● **EXERCISE**
Copy out every line of the entries below without any changes.

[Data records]
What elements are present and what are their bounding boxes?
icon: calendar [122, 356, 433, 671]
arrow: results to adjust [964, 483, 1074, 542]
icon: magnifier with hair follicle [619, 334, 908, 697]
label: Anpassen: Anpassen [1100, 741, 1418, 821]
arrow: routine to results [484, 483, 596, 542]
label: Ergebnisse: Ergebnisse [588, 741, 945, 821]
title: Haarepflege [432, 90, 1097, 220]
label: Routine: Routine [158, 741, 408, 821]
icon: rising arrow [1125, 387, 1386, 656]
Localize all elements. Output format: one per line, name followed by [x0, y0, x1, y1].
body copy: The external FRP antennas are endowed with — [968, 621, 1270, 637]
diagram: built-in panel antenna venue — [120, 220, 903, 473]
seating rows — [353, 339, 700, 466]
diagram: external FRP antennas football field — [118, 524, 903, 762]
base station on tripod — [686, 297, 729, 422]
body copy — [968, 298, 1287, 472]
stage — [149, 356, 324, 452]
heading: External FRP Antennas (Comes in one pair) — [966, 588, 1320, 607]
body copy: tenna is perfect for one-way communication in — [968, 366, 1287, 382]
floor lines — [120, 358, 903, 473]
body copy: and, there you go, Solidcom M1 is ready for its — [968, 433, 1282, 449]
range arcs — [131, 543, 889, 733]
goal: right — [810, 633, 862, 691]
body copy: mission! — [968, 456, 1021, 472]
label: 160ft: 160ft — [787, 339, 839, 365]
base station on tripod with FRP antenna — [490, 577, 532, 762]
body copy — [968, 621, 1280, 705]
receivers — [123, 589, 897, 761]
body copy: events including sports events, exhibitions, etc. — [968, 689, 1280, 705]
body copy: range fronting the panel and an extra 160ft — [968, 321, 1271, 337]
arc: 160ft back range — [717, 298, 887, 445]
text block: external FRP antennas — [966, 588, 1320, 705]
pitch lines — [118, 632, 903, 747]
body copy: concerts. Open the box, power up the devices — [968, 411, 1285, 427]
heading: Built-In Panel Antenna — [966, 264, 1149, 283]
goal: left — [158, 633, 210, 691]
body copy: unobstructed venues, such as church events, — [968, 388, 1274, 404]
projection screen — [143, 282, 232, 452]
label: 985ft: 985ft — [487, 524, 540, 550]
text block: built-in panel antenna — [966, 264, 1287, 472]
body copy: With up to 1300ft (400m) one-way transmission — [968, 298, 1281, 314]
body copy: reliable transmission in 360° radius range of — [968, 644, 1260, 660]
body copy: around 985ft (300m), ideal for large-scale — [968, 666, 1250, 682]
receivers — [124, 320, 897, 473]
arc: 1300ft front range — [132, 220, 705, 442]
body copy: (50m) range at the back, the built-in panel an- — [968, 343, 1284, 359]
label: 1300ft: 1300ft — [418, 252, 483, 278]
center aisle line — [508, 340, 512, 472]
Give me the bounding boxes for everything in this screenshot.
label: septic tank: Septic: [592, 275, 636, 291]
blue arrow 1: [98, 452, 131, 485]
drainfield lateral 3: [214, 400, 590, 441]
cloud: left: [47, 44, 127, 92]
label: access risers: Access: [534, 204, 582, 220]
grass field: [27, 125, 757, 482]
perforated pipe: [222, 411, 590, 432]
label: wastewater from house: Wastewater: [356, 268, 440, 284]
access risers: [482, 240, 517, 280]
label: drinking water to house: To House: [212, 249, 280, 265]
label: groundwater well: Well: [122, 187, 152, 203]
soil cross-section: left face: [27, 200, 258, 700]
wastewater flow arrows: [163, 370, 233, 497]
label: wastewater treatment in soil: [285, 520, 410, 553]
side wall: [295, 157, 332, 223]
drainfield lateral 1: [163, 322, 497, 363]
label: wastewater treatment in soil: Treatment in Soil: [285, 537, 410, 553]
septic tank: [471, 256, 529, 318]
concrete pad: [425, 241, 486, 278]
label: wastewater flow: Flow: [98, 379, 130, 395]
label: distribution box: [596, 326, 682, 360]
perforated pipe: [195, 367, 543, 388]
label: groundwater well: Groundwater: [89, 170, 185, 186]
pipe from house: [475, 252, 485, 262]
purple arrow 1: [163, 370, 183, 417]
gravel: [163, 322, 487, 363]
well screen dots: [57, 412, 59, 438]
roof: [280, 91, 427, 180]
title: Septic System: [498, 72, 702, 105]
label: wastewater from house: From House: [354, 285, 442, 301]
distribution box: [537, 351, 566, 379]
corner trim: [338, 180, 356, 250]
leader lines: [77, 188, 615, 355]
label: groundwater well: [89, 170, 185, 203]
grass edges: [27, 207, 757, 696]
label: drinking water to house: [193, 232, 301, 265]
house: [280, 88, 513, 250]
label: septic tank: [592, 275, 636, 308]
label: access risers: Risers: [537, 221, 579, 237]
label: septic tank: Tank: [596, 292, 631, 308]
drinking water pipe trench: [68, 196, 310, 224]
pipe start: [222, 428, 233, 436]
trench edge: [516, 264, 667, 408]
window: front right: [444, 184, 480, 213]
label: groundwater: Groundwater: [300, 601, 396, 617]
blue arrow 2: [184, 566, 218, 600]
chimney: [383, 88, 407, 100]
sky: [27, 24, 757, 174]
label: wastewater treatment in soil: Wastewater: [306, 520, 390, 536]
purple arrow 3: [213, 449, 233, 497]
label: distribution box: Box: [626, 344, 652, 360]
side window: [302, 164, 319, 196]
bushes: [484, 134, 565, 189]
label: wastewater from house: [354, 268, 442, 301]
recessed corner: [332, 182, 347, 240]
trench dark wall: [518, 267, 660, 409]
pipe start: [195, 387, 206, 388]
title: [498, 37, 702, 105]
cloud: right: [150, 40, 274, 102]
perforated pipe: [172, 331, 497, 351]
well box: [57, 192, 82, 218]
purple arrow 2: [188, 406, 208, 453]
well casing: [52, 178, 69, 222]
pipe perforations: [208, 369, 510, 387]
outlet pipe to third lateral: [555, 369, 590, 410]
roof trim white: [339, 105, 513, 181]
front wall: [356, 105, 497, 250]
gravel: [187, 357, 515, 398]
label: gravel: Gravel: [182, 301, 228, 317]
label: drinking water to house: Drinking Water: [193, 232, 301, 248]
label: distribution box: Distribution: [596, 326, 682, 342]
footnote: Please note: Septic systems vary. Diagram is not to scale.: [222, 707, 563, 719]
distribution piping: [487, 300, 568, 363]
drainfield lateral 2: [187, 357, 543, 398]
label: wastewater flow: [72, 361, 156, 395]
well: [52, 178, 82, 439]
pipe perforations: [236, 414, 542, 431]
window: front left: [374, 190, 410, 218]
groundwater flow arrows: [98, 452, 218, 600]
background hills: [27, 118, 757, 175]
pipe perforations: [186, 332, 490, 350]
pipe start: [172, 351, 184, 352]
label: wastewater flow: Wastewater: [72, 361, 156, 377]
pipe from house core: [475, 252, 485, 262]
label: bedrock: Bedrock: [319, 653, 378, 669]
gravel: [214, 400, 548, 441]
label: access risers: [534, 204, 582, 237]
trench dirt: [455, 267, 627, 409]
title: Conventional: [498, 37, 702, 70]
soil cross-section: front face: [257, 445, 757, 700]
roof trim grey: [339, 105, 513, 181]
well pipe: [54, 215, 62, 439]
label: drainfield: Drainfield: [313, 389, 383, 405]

● **SOLUTION FOR THIS TASK**
What elements are present and what are their bounding boxes?
icon: calendar [122, 356, 433, 671]
arrow: results to adjust [964, 483, 1074, 542]
icon: magnifier with hair follicle [619, 334, 908, 697]
label: Anpassen: Anpassen [1100, 741, 1418, 821]
arrow: routine to results [484, 483, 596, 542]
label: Ergebnisse: Ergebnisse [588, 741, 945, 821]
title: Haarepflege [432, 90, 1097, 220]
label: Routine: Routine [158, 741, 408, 821]
icon: rising arrow [1125, 387, 1386, 656]
Localize all elements. Output format: one per line, name followed by [x0, y0, x1, y1].
body copy: The external FRP antennas are endowed with — [968, 621, 1270, 637]
diagram: built-in panel antenna venue — [120, 220, 903, 473]
seating rows — [353, 339, 700, 466]
diagram: external FRP antennas football field — [118, 524, 903, 762]
base station on tripod — [686, 297, 729, 422]
body copy — [968, 298, 1287, 472]
stage — [149, 356, 324, 452]
heading: External FRP Antennas (Comes in one pair) — [966, 588, 1320, 607]
body copy: tenna is perfect for one-way communication in — [968, 366, 1287, 382]
floor lines — [120, 358, 903, 473]
body copy: and, there you go, Solidcom M1 is ready for its — [968, 433, 1282, 449]
range arcs — [131, 543, 889, 733]
goal: right — [810, 633, 862, 691]
body copy: mission! — [968, 456, 1021, 472]
label: 160ft: 160ft — [787, 339, 839, 365]
base station on tripod with FRP antenna — [490, 577, 532, 762]
body copy — [968, 621, 1280, 705]
receivers — [123, 589, 897, 761]
body copy: events including sports events, exhibitions, etc. — [968, 689, 1280, 705]
body copy: range fronting the panel and an extra 160ft — [968, 321, 1271, 337]
arc: 160ft back range — [717, 298, 887, 445]
text block: external FRP antennas — [966, 588, 1320, 705]
pitch lines — [118, 632, 903, 747]
body copy: concerts. Open the box, power up the devices — [968, 411, 1285, 427]
heading: Built-In Panel Antenna — [966, 264, 1149, 283]
goal: left — [158, 633, 210, 691]
body copy: unobstructed venues, such as church events, — [968, 388, 1274, 404]
projection screen — [143, 282, 232, 452]
label: 985ft: 985ft — [487, 524, 540, 550]
text block: built-in panel antenna — [966, 264, 1287, 472]
body copy: With up to 1300ft (400m) one-way transmission — [968, 298, 1281, 314]
body copy: reliable transmission in 360° radius range of — [968, 644, 1260, 660]
body copy: around 985ft (300m), ideal for large-scale — [968, 666, 1250, 682]
receivers — [124, 320, 897, 473]
arc: 1300ft front range — [132, 220, 705, 442]
body copy: (50m) range at the back, the built-in panel an- — [968, 343, 1284, 359]
label: 1300ft: 1300ft — [418, 252, 483, 278]
center aisle line — [508, 340, 512, 472]
Give me the bounding boxes for everything in this screenshot.
label: septic tank: Septic: [592, 275, 636, 291]
blue arrow 1: [98, 452, 131, 485]
drainfield lateral 3: [214, 400, 590, 441]
cloud: left: [47, 44, 127, 92]
label: access risers: Access: [534, 204, 582, 220]
grass field: [27, 125, 757, 482]
perforated pipe: [222, 411, 590, 432]
label: wastewater from house: Wastewater: [356, 268, 440, 284]
access risers: [482, 240, 517, 280]
label: drinking water to house: To House: [212, 249, 280, 265]
label: groundwater well: Well: [122, 187, 152, 203]
soil cross-section: left face: [27, 200, 258, 700]
wastewater flow arrows: [163, 370, 233, 497]
label: wastewater treatment in soil: [285, 520, 410, 553]
side wall: [295, 157, 332, 223]
drainfield lateral 1: [163, 322, 497, 363]
label: wastewater treatment in soil: Treatment in Soil: [285, 537, 410, 553]
septic tank: [471, 256, 529, 318]
concrete pad: [425, 241, 486, 278]
label: wastewater flow: Flow: [98, 379, 130, 395]
label: distribution box: [596, 326, 682, 360]
perforated pipe: [195, 367, 543, 388]
label: groundwater well: Groundwater: [89, 170, 185, 186]
pipe from house: [475, 252, 485, 262]
purple arrow 1: [163, 370, 183, 417]
gravel: [163, 322, 487, 363]
well screen dots: [57, 412, 59, 438]
roof: [280, 91, 427, 180]
title: Septic System: [498, 72, 702, 105]
label: wastewater from house: From House: [354, 285, 442, 301]
distribution box: [537, 351, 566, 379]
corner trim: [338, 180, 356, 250]
leader lines: [77, 188, 615, 355]
label: groundwater well: [89, 170, 185, 203]
grass edges: [27, 207, 757, 696]
label: drinking water to house: [193, 232, 301, 265]
house: [280, 88, 513, 250]
label: septic tank: [592, 275, 636, 308]
label: access risers: Risers: [537, 221, 579, 237]
label: septic tank: Tank: [596, 292, 631, 308]
drinking water pipe trench: [68, 196, 310, 224]
pipe start: [222, 428, 233, 436]
trench edge: [516, 264, 667, 408]
window: front right: [444, 184, 480, 213]
label: groundwater: Groundwater: [300, 601, 396, 617]
blue arrow 2: [184, 566, 218, 600]
chimney: [383, 88, 407, 100]
sky: [27, 24, 757, 174]
label: wastewater treatment in soil: Wastewater: [306, 520, 390, 536]
purple arrow 3: [213, 449, 233, 497]
label: distribution box: Box: [626, 344, 652, 360]
side window: [302, 164, 319, 196]
bushes: [484, 134, 565, 189]
label: wastewater from house: [354, 268, 442, 301]
recessed corner: [332, 182, 347, 240]
trench dark wall: [518, 267, 660, 409]
pipe start: [195, 387, 206, 388]
title: [498, 37, 702, 105]
cloud: right: [150, 40, 274, 102]
perforated pipe: [172, 331, 497, 351]
well box: [57, 192, 82, 218]
purple arrow 2: [188, 406, 208, 453]
well casing: [52, 178, 69, 222]
pipe perforations: [208, 369, 510, 387]
outlet pipe to third lateral: [555, 369, 590, 410]
roof trim white: [339, 105, 513, 181]
front wall: [356, 105, 497, 250]
gravel: [187, 357, 515, 398]
label: gravel: Gravel: [182, 301, 228, 317]
label: drinking water to house: Drinking Water: [193, 232, 301, 248]
label: distribution box: Distribution: [596, 326, 682, 342]
footnote: Please note: Septic systems vary. Diagram is not to scale.: [222, 707, 563, 719]
distribution piping: [487, 300, 568, 363]
drainfield lateral 2: [187, 357, 543, 398]
label: wastewater flow: [72, 361, 156, 395]
well: [52, 178, 82, 439]
pipe perforations: [236, 414, 542, 431]
window: front left: [374, 190, 410, 218]
groundwater flow arrows: [98, 452, 218, 600]
background hills: [27, 118, 757, 175]
pipe perforations: [186, 332, 490, 350]
pipe start: [172, 351, 184, 352]
label: wastewater flow: Wastewater: [72, 361, 156, 377]
pipe from house core: [475, 252, 485, 262]
label: bedrock: Bedrock: [319, 653, 378, 669]
gravel: [214, 400, 548, 441]
label: access risers: [534, 204, 582, 237]
trench dirt: [455, 267, 627, 409]
title: Conventional: [498, 37, 702, 70]
soil cross-section: front face: [257, 445, 757, 700]
roof trim grey: [339, 105, 513, 181]
well pipe: [54, 215, 62, 439]
label: drainfield: Drainfield: [313, 389, 383, 405]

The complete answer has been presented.